**TO DO**
Exclude images, then output the remaining data verbatim.

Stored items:

*** Begin section ***

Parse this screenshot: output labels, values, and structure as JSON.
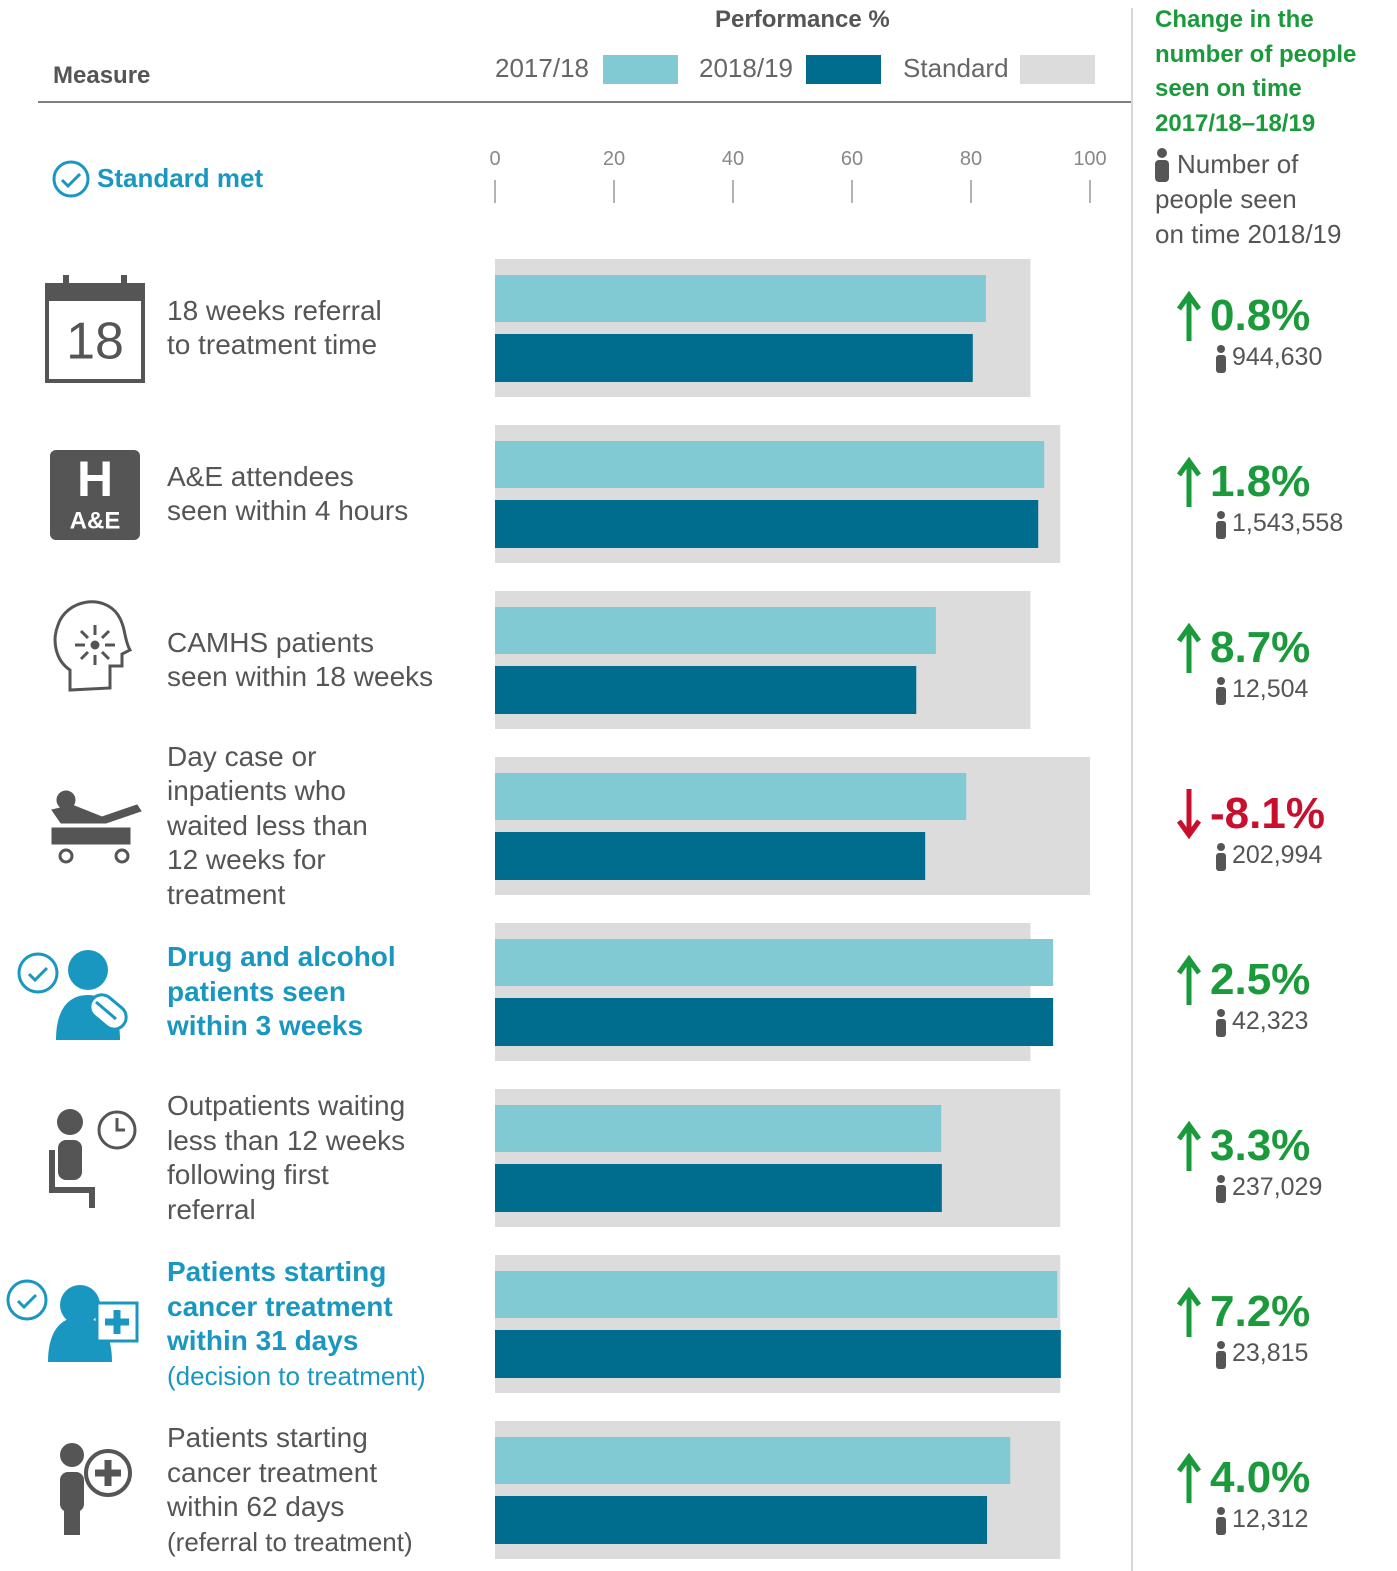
{
  "chart_data": {
    "type": "bar",
    "orientation": "horizontal",
    "title": "Performance %",
    "category_header": "Measure",
    "standard_met_label": "Standard met",
    "categories": [
      "18 weeks referral\nto treatment time",
      "A&E attendees\nseen within 4 hours",
      "CAMHS patients\nseen within 18 weeks",
      "Day case or\ninpatients who\nwaited less than\n12 weeks for\ntreatment",
      "Drug and alcohol\npatients seen\nwithin 3 weeks",
      "Outpatients waiting\nless than 12 weeks\nfollowing first\nreferral",
      "Patients starting\ncancer treatment\nwithin 31 days",
      "Patients starting\ncancer treatment\nwithin 62 days"
    ],
    "category_notes": [
      null,
      null,
      null,
      null,
      null,
      null,
      "(decision to treatment)",
      "(referral to treatment)"
    ],
    "standard_met": [
      false,
      false,
      false,
      false,
      true,
      false,
      true,
      false
    ],
    "met_color": "#1a97c1",
    "series": [
      {
        "name": "2017/18",
        "color": "#82cad3",
        "values": [
          82.5,
          92.3,
          74.1,
          79.2,
          93.8,
          75.0,
          94.5,
          86.6
        ]
      },
      {
        "name": "2018/19",
        "color": "#006c8e",
        "values": [
          80.3,
          91.3,
          70.8,
          72.3,
          93.8,
          75.1,
          95.1,
          82.7
        ]
      },
      {
        "name": "Standard",
        "color": "#dcdcdc",
        "values": [
          90,
          95,
          90,
          100,
          90,
          95,
          95,
          95
        ]
      }
    ],
    "xlim": [
      0,
      100
    ],
    "xticks": [
      0,
      20,
      40,
      60,
      80,
      100
    ],
    "change": {
      "title": "Change in the\nnumber of people\nseen on time\n2017/18–18/19",
      "subtitle": "Number of\npeople seen\non time 2018/19",
      "up_color": "#1a9a3a",
      "down_color": "#c8102e",
      "values": [
        0.8,
        1.8,
        8.7,
        -8.1,
        2.5,
        3.3,
        7.2,
        4.0
      ],
      "value_labels": [
        "0.8%",
        "1.8%",
        "8.7%",
        "-8.1%",
        "2.5%",
        "3.3%",
        "7.2%",
        "4.0%"
      ],
      "counts": [
        944630,
        1543558,
        12504,
        202994,
        42323,
        237029,
        23815,
        12312
      ],
      "count_labels": [
        "944,630",
        "1,543,558",
        "12,504",
        "202,994",
        "42,323",
        "237,029",
        "23,815",
        "12,312"
      ]
    }
  },
  "icon_labels": {
    "calendar": "18",
    "hospital": "H",
    "hospital_sub": "A&E"
  }
}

*** End section ***

**EXPECTED ANSWER**
Parse this screenshot: output labels, values, and structure as JSON.
{
  "chart_data": {
    "type": "bar",
    "orientation": "horizontal",
    "title": "Performance %",
    "category_header": "Measure",
    "standard_met_label": "Standard met",
    "categories": [
      "18 weeks referral\nto treatment time",
      "A&E attendees\nseen within 4 hours",
      "CAMHS patients\nseen within 18 weeks",
      "Day case or\ninpatients who\nwaited less than\n12 weeks for\ntreatment",
      "Drug and alcohol\npatients seen\nwithin 3 weeks",
      "Outpatients waiting\nless than 12 weeks\nfollowing first\nreferral",
      "Patients starting\ncancer treatment\nwithin 31 days",
      "Patients starting\ncancer treatment\nwithin 62 days"
    ],
    "category_notes": [
      null,
      null,
      null,
      null,
      null,
      null,
      "(decision to treatment)",
      "(referral to treatment)"
    ],
    "standard_met": [
      false,
      false,
      false,
      false,
      true,
      false,
      true,
      false
    ],
    "met_color": "#1a97c1",
    "series": [
      {
        "name": "2017/18",
        "color": "#82cad3",
        "values": [
          82.5,
          92.3,
          74.1,
          79.2,
          93.8,
          75.0,
          94.5,
          86.6
        ]
      },
      {
        "name": "2018/19",
        "color": "#006c8e",
        "values": [
          80.3,
          91.3,
          70.8,
          72.3,
          93.8,
          75.1,
          95.1,
          82.7
        ]
      },
      {
        "name": "Standard",
        "color": "#dcdcdc",
        "values": [
          90,
          95,
          90,
          100,
          90,
          95,
          95,
          95
        ]
      }
    ],
    "xlim": [
      0,
      100
    ],
    "xticks": [
      0,
      20,
      40,
      60,
      80,
      100
    ],
    "change": {
      "title": "Change in the\nnumber of people\nseen on time\n2017/18–18/19",
      "subtitle": "Number of\npeople seen\non time 2018/19",
      "up_color": "#1a9a3a",
      "down_color": "#c8102e",
      "values": [
        0.8,
        1.8,
        8.7,
        -8.1,
        2.5,
        3.3,
        7.2,
        4.0
      ],
      "value_labels": [
        "0.8%",
        "1.8%",
        "8.7%",
        "-8.1%",
        "2.5%",
        "3.3%",
        "7.2%",
        "4.0%"
      ],
      "counts": [
        944630,
        1543558,
        12504,
        202994,
        42323,
        237029,
        23815,
        12312
      ],
      "count_labels": [
        "944,630",
        "1,543,558",
        "12,504",
        "202,994",
        "42,323",
        "237,029",
        "23,815",
        "12,312"
      ]
    }
  },
  "icon_labels": {
    "calendar": "18",
    "hospital": "H",
    "hospital_sub": "A&E"
  }
}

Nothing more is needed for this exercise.